Dataset rows
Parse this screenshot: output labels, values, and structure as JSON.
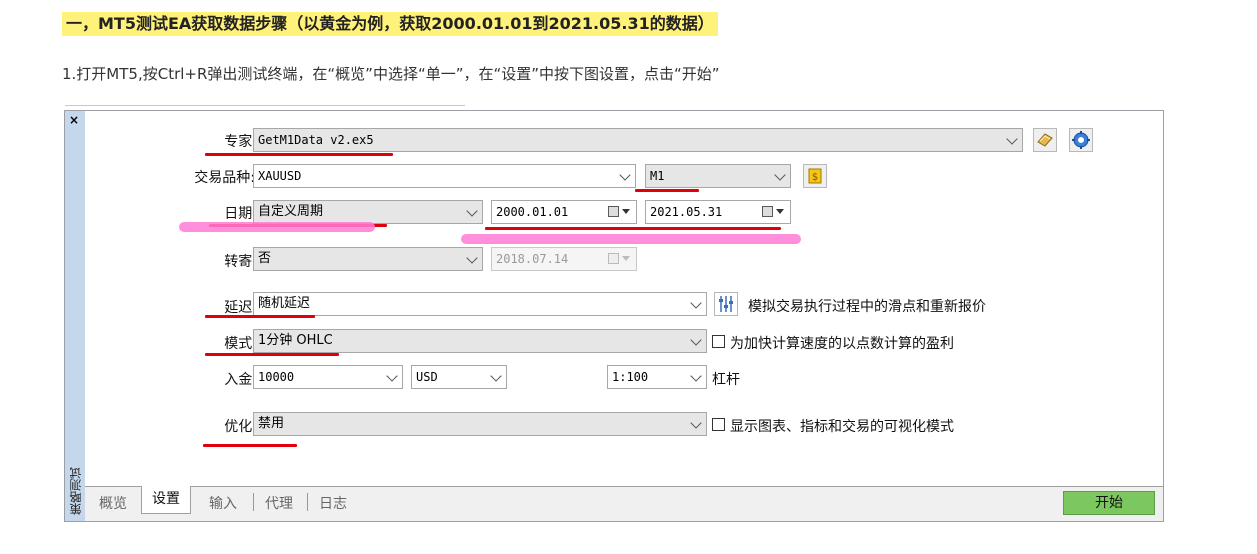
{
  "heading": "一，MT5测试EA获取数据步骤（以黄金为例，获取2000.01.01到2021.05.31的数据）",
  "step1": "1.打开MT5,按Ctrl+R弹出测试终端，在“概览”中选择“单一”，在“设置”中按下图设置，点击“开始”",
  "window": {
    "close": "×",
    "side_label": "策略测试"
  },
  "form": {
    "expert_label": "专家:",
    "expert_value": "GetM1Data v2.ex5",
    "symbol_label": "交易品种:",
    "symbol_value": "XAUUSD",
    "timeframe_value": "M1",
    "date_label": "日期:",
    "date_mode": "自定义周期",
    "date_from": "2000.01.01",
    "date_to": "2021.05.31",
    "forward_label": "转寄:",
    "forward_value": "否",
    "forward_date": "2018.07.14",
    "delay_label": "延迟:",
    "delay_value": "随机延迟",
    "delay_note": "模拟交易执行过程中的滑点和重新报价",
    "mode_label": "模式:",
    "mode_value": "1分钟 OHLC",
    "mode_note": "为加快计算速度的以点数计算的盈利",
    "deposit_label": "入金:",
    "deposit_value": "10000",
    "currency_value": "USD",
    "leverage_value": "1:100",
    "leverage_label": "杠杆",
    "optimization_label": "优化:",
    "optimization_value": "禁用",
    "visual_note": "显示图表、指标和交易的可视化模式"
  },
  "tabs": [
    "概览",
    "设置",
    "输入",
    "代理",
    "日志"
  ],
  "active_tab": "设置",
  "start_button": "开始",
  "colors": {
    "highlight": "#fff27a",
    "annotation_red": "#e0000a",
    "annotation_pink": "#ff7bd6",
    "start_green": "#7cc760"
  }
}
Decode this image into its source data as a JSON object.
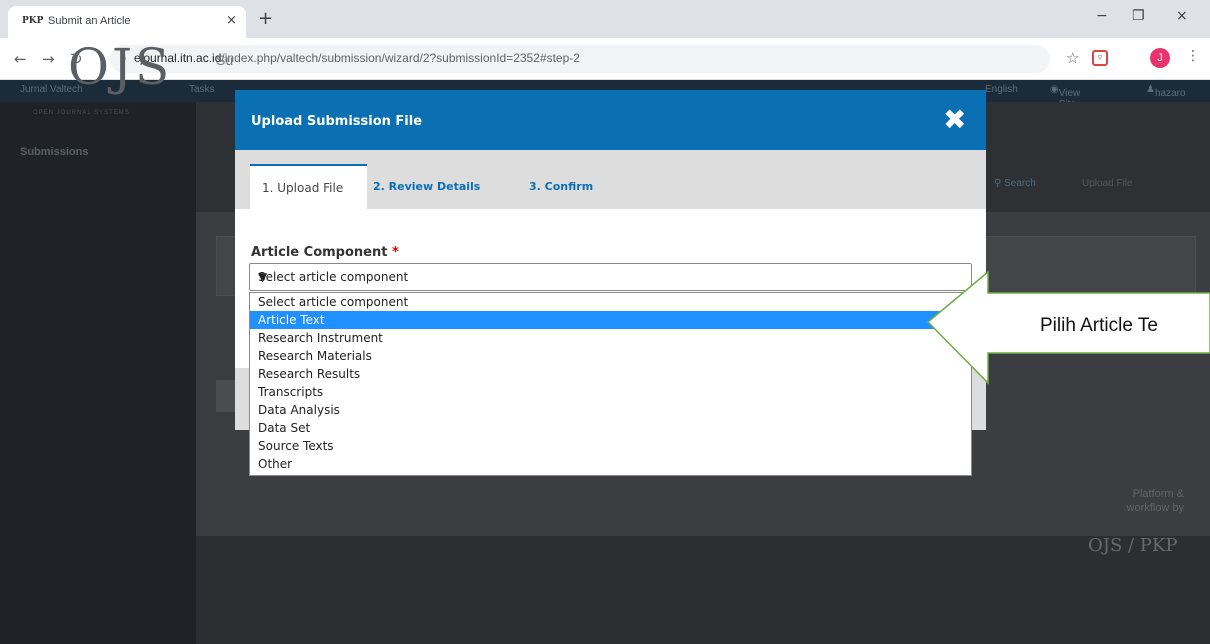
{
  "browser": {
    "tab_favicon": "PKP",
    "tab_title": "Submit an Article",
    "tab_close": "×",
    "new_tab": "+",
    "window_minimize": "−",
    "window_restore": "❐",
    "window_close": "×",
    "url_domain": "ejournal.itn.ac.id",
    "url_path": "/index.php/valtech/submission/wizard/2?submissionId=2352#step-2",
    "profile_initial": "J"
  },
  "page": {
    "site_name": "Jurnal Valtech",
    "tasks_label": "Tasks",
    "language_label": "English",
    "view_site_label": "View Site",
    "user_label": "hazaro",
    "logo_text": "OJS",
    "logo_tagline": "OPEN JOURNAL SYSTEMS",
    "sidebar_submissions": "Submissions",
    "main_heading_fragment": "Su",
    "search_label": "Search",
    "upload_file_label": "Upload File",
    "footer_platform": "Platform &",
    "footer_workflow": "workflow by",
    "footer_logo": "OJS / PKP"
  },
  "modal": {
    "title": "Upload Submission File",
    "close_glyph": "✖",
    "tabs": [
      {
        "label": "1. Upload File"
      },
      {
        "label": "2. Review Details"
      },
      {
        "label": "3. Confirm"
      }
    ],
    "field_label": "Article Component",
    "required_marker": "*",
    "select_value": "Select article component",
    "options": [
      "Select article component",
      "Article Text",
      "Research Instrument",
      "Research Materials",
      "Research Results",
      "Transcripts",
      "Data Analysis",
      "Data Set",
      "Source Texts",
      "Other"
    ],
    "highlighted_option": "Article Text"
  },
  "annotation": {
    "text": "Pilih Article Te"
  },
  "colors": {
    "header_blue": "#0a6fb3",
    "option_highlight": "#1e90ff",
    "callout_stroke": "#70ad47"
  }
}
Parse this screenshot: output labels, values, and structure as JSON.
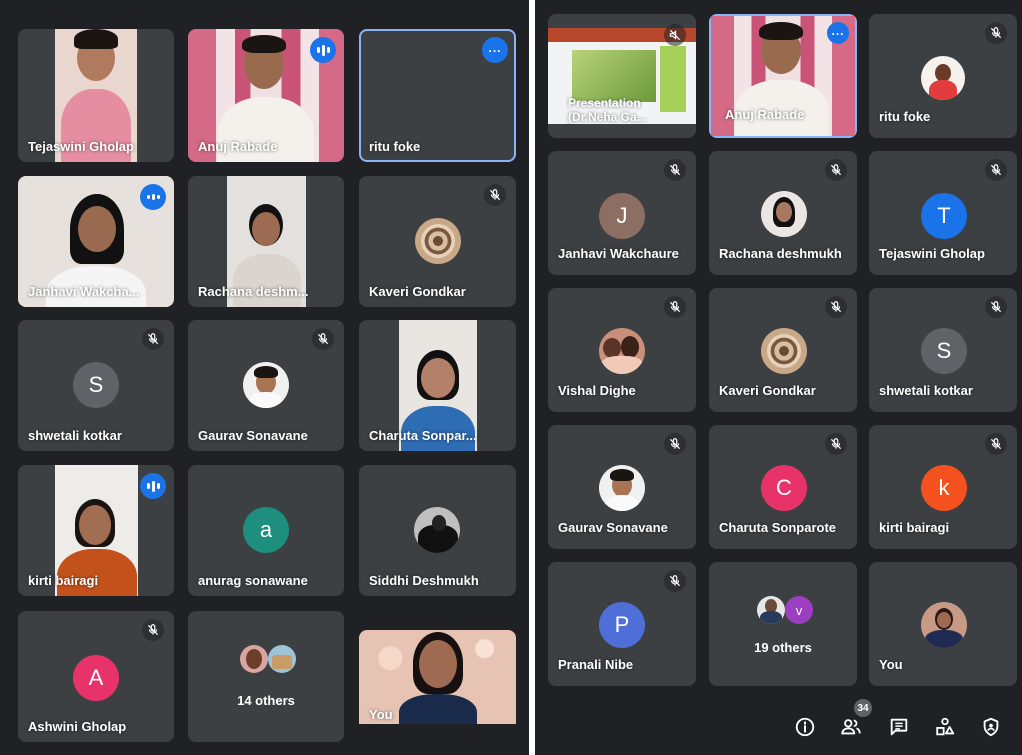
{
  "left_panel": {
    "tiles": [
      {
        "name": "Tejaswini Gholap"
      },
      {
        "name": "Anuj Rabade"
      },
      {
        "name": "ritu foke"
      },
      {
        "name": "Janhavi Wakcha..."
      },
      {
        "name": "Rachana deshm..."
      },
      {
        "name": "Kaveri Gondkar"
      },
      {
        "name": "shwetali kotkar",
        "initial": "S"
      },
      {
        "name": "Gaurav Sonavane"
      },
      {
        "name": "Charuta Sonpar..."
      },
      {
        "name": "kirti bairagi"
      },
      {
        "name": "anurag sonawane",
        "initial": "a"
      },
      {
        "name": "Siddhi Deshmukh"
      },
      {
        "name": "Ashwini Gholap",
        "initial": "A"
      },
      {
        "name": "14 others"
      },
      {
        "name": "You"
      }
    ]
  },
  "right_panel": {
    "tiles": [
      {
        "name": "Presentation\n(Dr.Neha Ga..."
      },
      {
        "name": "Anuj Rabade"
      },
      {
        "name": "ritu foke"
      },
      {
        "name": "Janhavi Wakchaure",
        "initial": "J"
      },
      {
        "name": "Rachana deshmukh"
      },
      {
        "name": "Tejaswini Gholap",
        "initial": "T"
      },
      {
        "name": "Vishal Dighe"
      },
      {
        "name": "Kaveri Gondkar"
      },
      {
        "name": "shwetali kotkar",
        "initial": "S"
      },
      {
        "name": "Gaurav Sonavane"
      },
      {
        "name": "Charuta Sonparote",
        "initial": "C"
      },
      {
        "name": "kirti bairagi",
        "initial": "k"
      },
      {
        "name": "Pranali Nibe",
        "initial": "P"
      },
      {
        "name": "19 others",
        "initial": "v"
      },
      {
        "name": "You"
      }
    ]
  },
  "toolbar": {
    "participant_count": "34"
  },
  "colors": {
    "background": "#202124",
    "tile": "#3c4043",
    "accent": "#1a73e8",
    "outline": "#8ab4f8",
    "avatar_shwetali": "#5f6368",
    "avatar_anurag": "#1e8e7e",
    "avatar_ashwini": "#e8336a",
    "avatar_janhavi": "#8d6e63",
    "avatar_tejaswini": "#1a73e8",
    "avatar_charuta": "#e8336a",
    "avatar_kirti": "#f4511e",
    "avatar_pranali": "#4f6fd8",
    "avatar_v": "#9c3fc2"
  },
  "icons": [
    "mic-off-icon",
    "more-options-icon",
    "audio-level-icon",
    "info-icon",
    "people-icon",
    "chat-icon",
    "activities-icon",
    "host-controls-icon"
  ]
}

Task to carry out
Every entry must be written out exactly, with all pictures left out.

Complete response
Parse this screenshot: output labels, values, and structure as JSON.
{
  "heading": "一，MT5测试EA获取数据步骤（以黄金为例，获取2000.01.01到2021.05.31的数据）",
  "step1": "1.打开MT5,按Ctrl+R弹出测试终端，在“概览”中选择“单一”，在“设置”中按下图设置，点击“开始”",
  "window": {
    "close": "×",
    "side_label": "策略测试"
  },
  "form": {
    "expert_label": "专家:",
    "expert_value": "GetM1Data v2.ex5",
    "symbol_label": "交易品种:",
    "symbol_value": "XAUUSD",
    "timeframe_value": "M1",
    "date_label": "日期:",
    "date_mode": "自定义周期",
    "date_from": "2000.01.01",
    "date_to": "2021.05.31",
    "forward_label": "转寄:",
    "forward_value": "否",
    "forward_date": "2018.07.14",
    "delay_label": "延迟:",
    "delay_value": "随机延迟",
    "delay_note": "模拟交易执行过程中的滑点和重新报价",
    "mode_label": "模式:",
    "mode_value": "1分钟 OHLC",
    "mode_note": "为加快计算速度的以点数计算的盈利",
    "deposit_label": "入金:",
    "deposit_value": "10000",
    "currency_value": "USD",
    "leverage_value": "1:100",
    "leverage_label": "杠杆",
    "optimization_label": "优化:",
    "optimization_value": "禁用",
    "visual_note": "显示图表、指标和交易的可视化模式"
  },
  "tabs": [
    "概览",
    "设置",
    "输入",
    "代理",
    "日志"
  ],
  "active_tab": "设置",
  "start_button": "开始",
  "colors": {
    "highlight": "#fff27a",
    "annotation_red": "#e0000a",
    "annotation_pink": "#ff7bd6",
    "start_green": "#7cc760"
  }
}
Decode this image into its source data as a JSON object.
{
  "browser": {
    "tab_favicon": "PKP",
    "tab_title": "Submit an Article",
    "tab_close": "×",
    "new_tab": "+",
    "window_minimize": "−",
    "window_restore": "❐",
    "window_close": "×",
    "url_domain": "ejournal.itn.ac.id",
    "url_path": "/index.php/valtech/submission/wizard/2?submissionId=2352#step-2",
    "profile_initial": "J"
  },
  "page": {
    "site_name": "Jurnal Valtech",
    "tasks_label": "Tasks",
    "language_label": "English",
    "view_site_label": "View Site",
    "user_label": "hazaro",
    "logo_text": "OJS",
    "logo_tagline": "OPEN JOURNAL SYSTEMS",
    "sidebar_submissions": "Submissions",
    "main_heading_fragment": "Su",
    "search_label": "Search",
    "upload_file_label": "Upload File",
    "footer_platform": "Platform &",
    "footer_workflow": "workflow by",
    "footer_logo": "OJS / PKP"
  },
  "modal": {
    "title": "Upload Submission File",
    "close_glyph": "✖",
    "tabs": [
      {
        "label": "1. Upload File"
      },
      {
        "label": "2. Review Details"
      },
      {
        "label": "3. Confirm"
      }
    ],
    "field_label": "Article Component",
    "required_marker": "*",
    "select_value": "Select article component",
    "options": [
      "Select article component",
      "Article Text",
      "Research Instrument",
      "Research Materials",
      "Research Results",
      "Transcripts",
      "Data Analysis",
      "Data Set",
      "Source Texts",
      "Other"
    ],
    "highlighted_option": "Article Text"
  },
  "annotation": {
    "text": "Pilih Article Te"
  },
  "colors": {
    "header_blue": "#0a6fb3",
    "option_highlight": "#1e90ff",
    "callout_stroke": "#70ad47"
  }
}
Parse this screenshot: output labels, values, and structure as JSON.
{
  "left_panel": {
    "tiles": [
      {
        "name": "Tejaswini Gholap"
      },
      {
        "name": "Anuj Rabade"
      },
      {
        "name": "ritu foke"
      },
      {
        "name": "Janhavi Wakcha..."
      },
      {
        "name": "Rachana deshm..."
      },
      {
        "name": "Kaveri Gondkar"
      },
      {
        "name": "shwetali kotkar",
        "initial": "S"
      },
      {
        "name": "Gaurav Sonavane"
      },
      {
        "name": "Charuta Sonpar..."
      },
      {
        "name": "kirti bairagi"
      },
      {
        "name": "anurag sonawane",
        "initial": "a"
      },
      {
        "name": "Siddhi Deshmukh"
      },
      {
        "name": "Ashwini Gholap",
        "initial": "A"
      },
      {
        "name": "14 others"
      },
      {
        "name": "You"
      }
    ]
  },
  "right_panel": {
    "tiles": [
      {
        "name": "Presentation\n(Dr.Neha Ga..."
      },
      {
        "name": "Anuj Rabade"
      },
      {
        "name": "ritu foke"
      },
      {
        "name": "Janhavi Wakchaure",
        "initial": "J"
      },
      {
        "name": "Rachana deshmukh"
      },
      {
        "name": "Tejaswini Gholap",
        "initial": "T"
      },
      {
        "name": "Vishal Dighe"
      },
      {
        "name": "Kaveri Gondkar"
      },
      {
        "name": "shwetali kotkar",
        "initial": "S"
      },
      {
        "name": "Gaurav Sonavane"
      },
      {
        "name": "Charuta Sonparote",
        "initial": "C"
      },
      {
        "name": "kirti bairagi",
        "initial": "k"
      },
      {
        "name": "Pranali Nibe",
        "initial": "P"
      },
      {
        "name": "19 others",
        "initial": "v"
      },
      {
        "name": "You"
      }
    ]
  },
  "toolbar": {
    "participant_count": "34"
  },
  "colors": {
    "background": "#202124",
    "tile": "#3c4043",
    "accent": "#1a73e8",
    "outline": "#8ab4f8",
    "avatar_shwetali": "#5f6368",
    "avatar_anurag": "#1e8e7e",
    "avatar_ashwini": "#e8336a",
    "avatar_janhavi": "#8d6e63",
    "avatar_tejaswini": "#1a73e8",
    "avatar_charuta": "#e8336a",
    "avatar_kirti": "#f4511e",
    "avatar_pranali": "#4f6fd8",
    "avatar_v": "#9c3fc2"
  },
  "icons": [
    "mic-off-icon",
    "more-options-icon",
    "audio-level-icon",
    "info-icon",
    "people-icon",
    "chat-icon",
    "activities-icon",
    "host-controls-icon"
  ]
}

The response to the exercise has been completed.